SHORT TASK: Copy out the entries below precisely; nothing is to be omitted.

* Begin *

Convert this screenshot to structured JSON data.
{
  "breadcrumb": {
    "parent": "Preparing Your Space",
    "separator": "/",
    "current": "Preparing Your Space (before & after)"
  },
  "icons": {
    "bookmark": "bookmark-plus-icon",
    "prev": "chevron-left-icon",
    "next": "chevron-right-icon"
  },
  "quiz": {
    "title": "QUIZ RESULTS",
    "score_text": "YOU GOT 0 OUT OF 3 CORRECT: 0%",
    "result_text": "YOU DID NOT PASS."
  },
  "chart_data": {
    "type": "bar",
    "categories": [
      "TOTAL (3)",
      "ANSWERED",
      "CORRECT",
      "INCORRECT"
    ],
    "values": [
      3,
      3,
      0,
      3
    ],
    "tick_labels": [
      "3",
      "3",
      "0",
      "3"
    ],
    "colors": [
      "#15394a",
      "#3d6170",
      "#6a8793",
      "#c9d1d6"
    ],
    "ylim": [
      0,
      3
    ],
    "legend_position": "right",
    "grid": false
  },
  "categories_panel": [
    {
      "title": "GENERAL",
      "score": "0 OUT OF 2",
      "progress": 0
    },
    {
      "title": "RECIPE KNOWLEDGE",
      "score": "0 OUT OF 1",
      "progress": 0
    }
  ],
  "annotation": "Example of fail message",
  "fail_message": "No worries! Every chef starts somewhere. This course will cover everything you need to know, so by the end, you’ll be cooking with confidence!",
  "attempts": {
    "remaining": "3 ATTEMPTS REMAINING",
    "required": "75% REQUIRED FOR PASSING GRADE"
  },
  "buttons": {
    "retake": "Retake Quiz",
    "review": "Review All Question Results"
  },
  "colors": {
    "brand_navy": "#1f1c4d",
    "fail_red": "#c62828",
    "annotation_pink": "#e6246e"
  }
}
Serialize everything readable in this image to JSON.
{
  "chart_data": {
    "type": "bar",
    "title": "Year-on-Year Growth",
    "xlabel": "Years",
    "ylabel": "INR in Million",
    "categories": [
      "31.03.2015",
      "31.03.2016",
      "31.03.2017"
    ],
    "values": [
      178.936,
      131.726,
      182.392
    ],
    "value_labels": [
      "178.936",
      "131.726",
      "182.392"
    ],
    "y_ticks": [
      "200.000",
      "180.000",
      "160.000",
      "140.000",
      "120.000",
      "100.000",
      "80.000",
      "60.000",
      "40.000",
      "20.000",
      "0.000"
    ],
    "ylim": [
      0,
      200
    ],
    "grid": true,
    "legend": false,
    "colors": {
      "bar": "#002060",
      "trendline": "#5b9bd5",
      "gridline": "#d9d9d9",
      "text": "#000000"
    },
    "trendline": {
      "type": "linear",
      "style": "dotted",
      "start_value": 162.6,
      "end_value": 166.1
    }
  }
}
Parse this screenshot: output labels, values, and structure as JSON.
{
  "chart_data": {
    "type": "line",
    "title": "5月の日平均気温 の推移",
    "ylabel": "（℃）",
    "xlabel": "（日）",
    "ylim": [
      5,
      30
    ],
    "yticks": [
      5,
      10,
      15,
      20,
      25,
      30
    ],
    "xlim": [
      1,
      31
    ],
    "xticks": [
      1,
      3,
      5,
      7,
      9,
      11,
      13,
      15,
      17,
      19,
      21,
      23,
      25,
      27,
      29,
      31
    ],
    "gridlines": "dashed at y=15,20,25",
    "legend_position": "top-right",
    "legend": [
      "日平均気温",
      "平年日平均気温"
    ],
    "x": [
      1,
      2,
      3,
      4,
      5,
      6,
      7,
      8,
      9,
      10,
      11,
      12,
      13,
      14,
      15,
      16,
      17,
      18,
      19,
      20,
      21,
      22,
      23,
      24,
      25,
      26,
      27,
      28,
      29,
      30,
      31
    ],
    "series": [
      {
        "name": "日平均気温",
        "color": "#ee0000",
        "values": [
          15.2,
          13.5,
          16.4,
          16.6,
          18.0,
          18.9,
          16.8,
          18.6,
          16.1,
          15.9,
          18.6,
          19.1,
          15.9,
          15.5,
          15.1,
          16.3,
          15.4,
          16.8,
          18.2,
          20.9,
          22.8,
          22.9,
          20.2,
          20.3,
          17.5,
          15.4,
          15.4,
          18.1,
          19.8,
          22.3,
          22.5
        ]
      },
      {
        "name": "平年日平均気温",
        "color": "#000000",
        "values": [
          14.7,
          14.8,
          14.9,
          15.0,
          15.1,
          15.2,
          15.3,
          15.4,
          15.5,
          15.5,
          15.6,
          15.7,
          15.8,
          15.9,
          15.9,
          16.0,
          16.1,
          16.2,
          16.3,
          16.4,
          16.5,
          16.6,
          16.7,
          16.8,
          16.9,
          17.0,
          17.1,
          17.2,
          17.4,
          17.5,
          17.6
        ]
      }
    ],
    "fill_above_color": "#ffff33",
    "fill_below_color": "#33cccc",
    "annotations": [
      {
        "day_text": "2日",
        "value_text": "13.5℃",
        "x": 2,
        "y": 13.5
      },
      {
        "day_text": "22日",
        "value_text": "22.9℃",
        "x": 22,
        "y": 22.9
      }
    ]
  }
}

* End *

SOLUTION FOR THIS PROBLEM:
Convert this screenshot to structured JSON data.
{
  "breadcrumb": {
    "parent": "Preparing Your Space",
    "separator": "/",
    "current": "Preparing Your Space (before & after)"
  },
  "icons": {
    "bookmark": "bookmark-plus-icon",
    "prev": "chevron-left-icon",
    "next": "chevron-right-icon"
  },
  "quiz": {
    "title": "QUIZ RESULTS",
    "score_text": "YOU GOT 0 OUT OF 3 CORRECT: 0%",
    "result_text": "YOU DID NOT PASS."
  },
  "chart_data": {
    "type": "bar",
    "categories": [
      "TOTAL (3)",
      "ANSWERED",
      "CORRECT",
      "INCORRECT"
    ],
    "values": [
      3,
      3,
      0,
      3
    ],
    "tick_labels": [
      "3",
      "3",
      "0",
      "3"
    ],
    "colors": [
      "#15394a",
      "#3d6170",
      "#6a8793",
      "#c9d1d6"
    ],
    "ylim": [
      0,
      3
    ],
    "legend_position": "right",
    "grid": false
  },
  "categories_panel": [
    {
      "title": "GENERAL",
      "score": "0 OUT OF 2",
      "progress": 0
    },
    {
      "title": "RECIPE KNOWLEDGE",
      "score": "0 OUT OF 1",
      "progress": 0
    }
  ],
  "annotation": "Example of fail message",
  "fail_message": "No worries! Every chef starts somewhere. This course will cover everything you need to know, so by the end, you’ll be cooking with confidence!",
  "attempts": {
    "remaining": "3 ATTEMPTS REMAINING",
    "required": "75% REQUIRED FOR PASSING GRADE"
  },
  "buttons": {
    "retake": "Retake Quiz",
    "review": "Review All Question Results"
  },
  "colors": {
    "brand_navy": "#1f1c4d",
    "fail_red": "#c62828",
    "annotation_pink": "#e6246e"
  }
}
Serialize everything readable in this image to JSON.
{
  "chart_data": {
    "type": "bar",
    "title": "Year-on-Year Growth",
    "xlabel": "Years",
    "ylabel": "INR in Million",
    "categories": [
      "31.03.2015",
      "31.03.2016",
      "31.03.2017"
    ],
    "values": [
      178.936,
      131.726,
      182.392
    ],
    "value_labels": [
      "178.936",
      "131.726",
      "182.392"
    ],
    "y_ticks": [
      "200.000",
      "180.000",
      "160.000",
      "140.000",
      "120.000",
      "100.000",
      "80.000",
      "60.000",
      "40.000",
      "20.000",
      "0.000"
    ],
    "ylim": [
      0,
      200
    ],
    "grid": true,
    "legend": false,
    "colors": {
      "bar": "#002060",
      "trendline": "#5b9bd5",
      "gridline": "#d9d9d9",
      "text": "#000000"
    },
    "trendline": {
      "type": "linear",
      "style": "dotted",
      "start_value": 162.6,
      "end_value": 166.1
    }
  }
}
Parse this screenshot: output labels, values, and structure as JSON.
{
  "chart_data": {
    "type": "line",
    "title": "5月の日平均気温 の推移",
    "ylabel": "（℃）",
    "xlabel": "（日）",
    "ylim": [
      5,
      30
    ],
    "yticks": [
      5,
      10,
      15,
      20,
      25,
      30
    ],
    "xlim": [
      1,
      31
    ],
    "xticks": [
      1,
      3,
      5,
      7,
      9,
      11,
      13,
      15,
      17,
      19,
      21,
      23,
      25,
      27,
      29,
      31
    ],
    "gridlines": "dashed at y=15,20,25",
    "legend_position": "top-right",
    "legend": [
      "日平均気温",
      "平年日平均気温"
    ],
    "x": [
      1,
      2,
      3,
      4,
      5,
      6,
      7,
      8,
      9,
      10,
      11,
      12,
      13,
      14,
      15,
      16,
      17,
      18,
      19,
      20,
      21,
      22,
      23,
      24,
      25,
      26,
      27,
      28,
      29,
      30,
      31
    ],
    "series": [
      {
        "name": "日平均気温",
        "color": "#ee0000",
        "values": [
          15.2,
          13.5,
          16.4,
          16.6,
          18.0,
          18.9,
          16.8,
          18.6,
          16.1,
          15.9,
          18.6,
          19.1,
          15.9,
          15.5,
          15.1,
          16.3,
          15.4,
          16.8,
          18.2,
          20.9,
          22.8,
          22.9,
          20.2,
          20.3,
          17.5,
          15.4,
          15.4,
          18.1,
          19.8,
          22.3,
          22.5
        ]
      },
      {
        "name": "平年日平均気温",
        "color": "#000000",
        "values": [
          14.7,
          14.8,
          14.9,
          15.0,
          15.1,
          15.2,
          15.3,
          15.4,
          15.5,
          15.5,
          15.6,
          15.7,
          15.8,
          15.9,
          15.9,
          16.0,
          16.1,
          16.2,
          16.3,
          16.4,
          16.5,
          16.6,
          16.7,
          16.8,
          16.9,
          17.0,
          17.1,
          17.2,
          17.4,
          17.5,
          17.6
        ]
      }
    ],
    "fill_above_color": "#ffff33",
    "fill_below_color": "#33cccc",
    "annotations": [
      {
        "day_text": "2日",
        "value_text": "13.5℃",
        "x": 2,
        "y": 13.5
      },
      {
        "day_text": "22日",
        "value_text": "22.9℃",
        "x": 22,
        "y": 22.9
      }
    ]
  }
}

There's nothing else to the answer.